▸ **Bereitgestellter Text**:
René Girard: Der Denker des Unausweichlichen

Der französische Religionsphilosoph René Girard wäre am 25. Dezember 100 Jahre alt geworden. Angesichts der menschlichen Neigung zu Neid, Hass und Gewalt setzte der bekennende Katholik auf Jesus Christus

Quelle
René Girard und der digitale Jahrmarkt der Eitelkeiten | Die Tagespost (die-tagespost.de)
René Girard – Wikipedia
Amazon.de : Rene Girard
Amazon.de : Peter Thiel

24.12.2023

Urs Buhlmann

René Girard ist also schuld. Denn ausgerechnet der französische Denker, Anthropologe und Philosoph – am Christtag des Jahres 1923 in der südfranzösischen Papst-Stadt Avignon geboren und 2015 im US-amerikanischen Stanford, wo er lehrte, gestorben – gilt als eine der Inspirationsquellen der Mächtigen des Silicon Valley.

▸ **Gestellte Aufgabe 1**: In welcher Stadt wurde René Girard laut dem Text über René Girard geboren?
▸ **Gestellte Aufgabe 2**: Schreiben Sie aus dem Text über René Girard alles von „René Girard: Der“ bis hinunter zu „Die Tagespost (die-tagespost.de)“ wortgetreu ab.
Die Einträge stammen aus einer anderen Quelle als der Text über René Girard.

▸ **Bereitgestellte Einträge**:
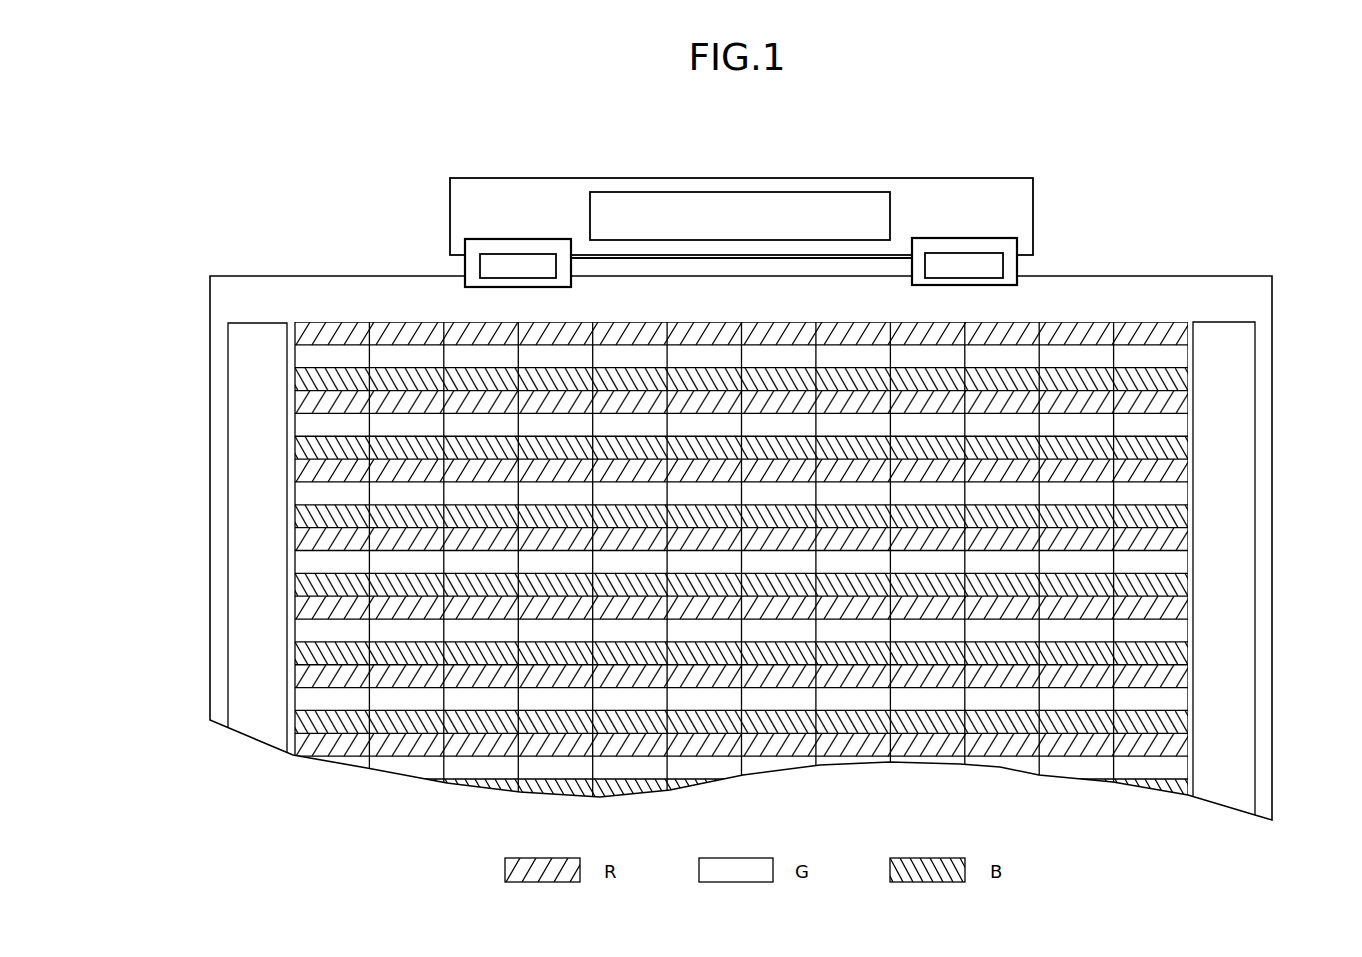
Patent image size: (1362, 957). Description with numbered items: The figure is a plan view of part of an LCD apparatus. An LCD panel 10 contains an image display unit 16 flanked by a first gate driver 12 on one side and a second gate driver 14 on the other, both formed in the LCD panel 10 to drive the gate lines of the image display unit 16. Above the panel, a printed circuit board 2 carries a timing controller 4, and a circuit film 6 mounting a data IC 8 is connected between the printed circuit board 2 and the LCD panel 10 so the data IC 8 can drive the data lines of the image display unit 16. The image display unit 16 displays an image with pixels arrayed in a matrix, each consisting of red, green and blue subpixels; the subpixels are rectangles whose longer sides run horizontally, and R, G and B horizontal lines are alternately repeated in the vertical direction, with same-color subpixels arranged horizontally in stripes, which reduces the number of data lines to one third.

The printed circuit board 2 is at (1033, 213).
The timing controller 4 is at (890, 205).
The circuit film 6 is at (455, 248).
The data IC 8 is at (480, 268).
The LCD panel 10 is at (1272, 350).
The first gate driver 12 is at (228, 410).
The second gate driver 14 is at (1255, 412).
The image display unit 16 is at (1143, 314).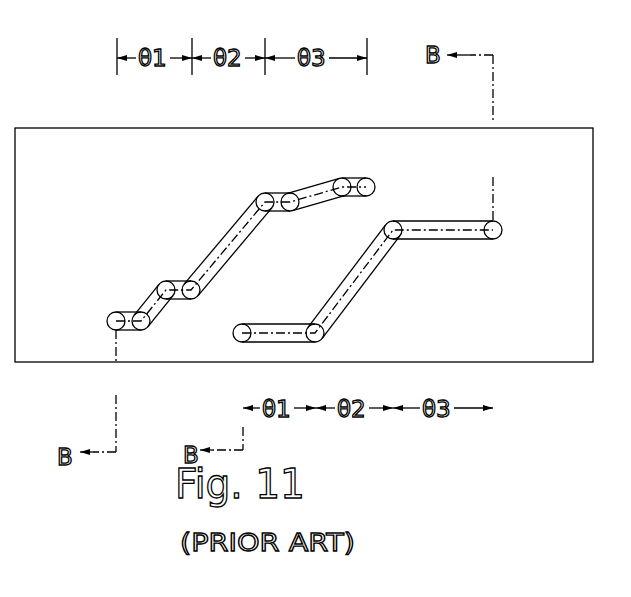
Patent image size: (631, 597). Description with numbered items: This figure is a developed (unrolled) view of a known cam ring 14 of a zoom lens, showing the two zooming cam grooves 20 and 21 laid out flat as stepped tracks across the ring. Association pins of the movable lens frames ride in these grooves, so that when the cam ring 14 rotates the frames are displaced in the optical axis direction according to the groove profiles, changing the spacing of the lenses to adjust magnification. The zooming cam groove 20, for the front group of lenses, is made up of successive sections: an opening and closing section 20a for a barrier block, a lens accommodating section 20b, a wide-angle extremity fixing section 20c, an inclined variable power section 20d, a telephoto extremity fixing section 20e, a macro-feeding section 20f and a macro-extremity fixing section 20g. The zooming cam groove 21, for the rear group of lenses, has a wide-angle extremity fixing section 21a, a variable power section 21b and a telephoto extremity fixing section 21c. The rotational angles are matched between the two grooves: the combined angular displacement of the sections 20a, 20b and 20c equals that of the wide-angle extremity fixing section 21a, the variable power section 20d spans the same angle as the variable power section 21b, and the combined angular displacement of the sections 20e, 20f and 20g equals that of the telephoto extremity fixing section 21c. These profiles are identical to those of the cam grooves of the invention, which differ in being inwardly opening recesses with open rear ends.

The cam ring 14 is at (516, 135).
The zooming cam groove 20 is at (267, 233).
The zooming cam groove 21 is at (348, 260).
The opening and closing section 20a is at (141, 312).
The lens accommodating section 20b is at (182, 237).
The wide-angle extremity fixing section 20c is at (191, 281).
The variable power section 20d is at (265, 164).
The telephoto extremity fixing section 20e is at (290, 193).
The macro-feeding section 20f is at (316, 179).
The macro-extremity fixing section 20g is at (366, 178).
The wide-angle extremity fixing section 21a is at (316, 342).
The variable power section 21b is at (393, 239).
The telephoto extremity fixing section 21c is at (493, 239).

▸ **Ergebnis 1**: In Avignon.

▸ **Ergebnis 2**:
René Girard: Der Denker des Unausweichlichen

Der französische Religionsphilosoph René Girard wäre am 25. Dezember 100 Jahre alt geworden. Angesichts der menschlichen Neigung zu Neid, Hass und Gewalt setzte der bekennende Katholik auf Jesus Christus

Quelle
René Girard und der digitale Jahrmarkt der Eitelkeiten | Die Tagespost (die-tagespost.de)